* Task prompt *
Scan the following material for the string "Online" and copy each line in which it appears.

* Exercise input *
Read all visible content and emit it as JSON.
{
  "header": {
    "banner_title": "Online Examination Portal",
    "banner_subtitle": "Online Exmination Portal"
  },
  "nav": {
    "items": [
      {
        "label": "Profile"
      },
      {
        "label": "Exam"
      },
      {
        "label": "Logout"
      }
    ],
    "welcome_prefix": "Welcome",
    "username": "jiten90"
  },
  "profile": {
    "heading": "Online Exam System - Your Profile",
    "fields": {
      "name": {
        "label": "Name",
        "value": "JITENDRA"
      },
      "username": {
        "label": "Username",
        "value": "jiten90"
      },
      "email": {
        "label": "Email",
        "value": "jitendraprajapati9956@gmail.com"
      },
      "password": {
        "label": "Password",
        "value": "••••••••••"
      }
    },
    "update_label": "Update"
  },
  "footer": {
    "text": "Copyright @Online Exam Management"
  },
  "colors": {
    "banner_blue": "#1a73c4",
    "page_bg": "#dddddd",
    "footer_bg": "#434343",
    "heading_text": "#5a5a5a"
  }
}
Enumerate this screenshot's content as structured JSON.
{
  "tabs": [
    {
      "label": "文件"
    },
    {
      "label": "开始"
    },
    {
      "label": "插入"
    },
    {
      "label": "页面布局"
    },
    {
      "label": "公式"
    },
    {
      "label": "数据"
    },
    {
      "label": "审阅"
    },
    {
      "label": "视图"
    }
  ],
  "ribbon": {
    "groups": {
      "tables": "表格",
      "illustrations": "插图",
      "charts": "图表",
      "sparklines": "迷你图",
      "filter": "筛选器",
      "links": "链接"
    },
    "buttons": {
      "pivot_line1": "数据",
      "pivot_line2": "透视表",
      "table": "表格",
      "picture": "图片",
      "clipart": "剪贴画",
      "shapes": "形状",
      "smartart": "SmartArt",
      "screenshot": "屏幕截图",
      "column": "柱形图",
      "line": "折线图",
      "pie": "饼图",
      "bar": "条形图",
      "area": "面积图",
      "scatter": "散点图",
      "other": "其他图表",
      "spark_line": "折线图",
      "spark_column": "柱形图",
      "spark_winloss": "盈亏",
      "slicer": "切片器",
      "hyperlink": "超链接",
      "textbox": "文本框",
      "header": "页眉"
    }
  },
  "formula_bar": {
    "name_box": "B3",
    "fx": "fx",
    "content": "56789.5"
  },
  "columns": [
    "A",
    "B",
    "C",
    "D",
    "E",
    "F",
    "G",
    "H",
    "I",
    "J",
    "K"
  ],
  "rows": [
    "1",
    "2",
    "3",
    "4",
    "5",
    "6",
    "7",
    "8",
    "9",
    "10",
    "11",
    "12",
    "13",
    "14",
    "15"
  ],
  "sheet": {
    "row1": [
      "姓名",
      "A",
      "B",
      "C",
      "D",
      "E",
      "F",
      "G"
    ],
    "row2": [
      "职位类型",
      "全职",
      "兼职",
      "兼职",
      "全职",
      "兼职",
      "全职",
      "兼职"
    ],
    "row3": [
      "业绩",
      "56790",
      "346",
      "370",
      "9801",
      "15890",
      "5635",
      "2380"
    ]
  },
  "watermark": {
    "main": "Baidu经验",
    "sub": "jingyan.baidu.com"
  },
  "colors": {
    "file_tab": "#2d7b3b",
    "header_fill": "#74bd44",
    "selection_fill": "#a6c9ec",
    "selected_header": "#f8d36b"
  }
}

* Result for this exercise *
    "banner_title": "Online Examination Portal",
    "banner_subtitle": "Online Exmination Portal"
    "heading": "Online Exam System - Your Profile",
    "text": "Copyright @Online Exam Management"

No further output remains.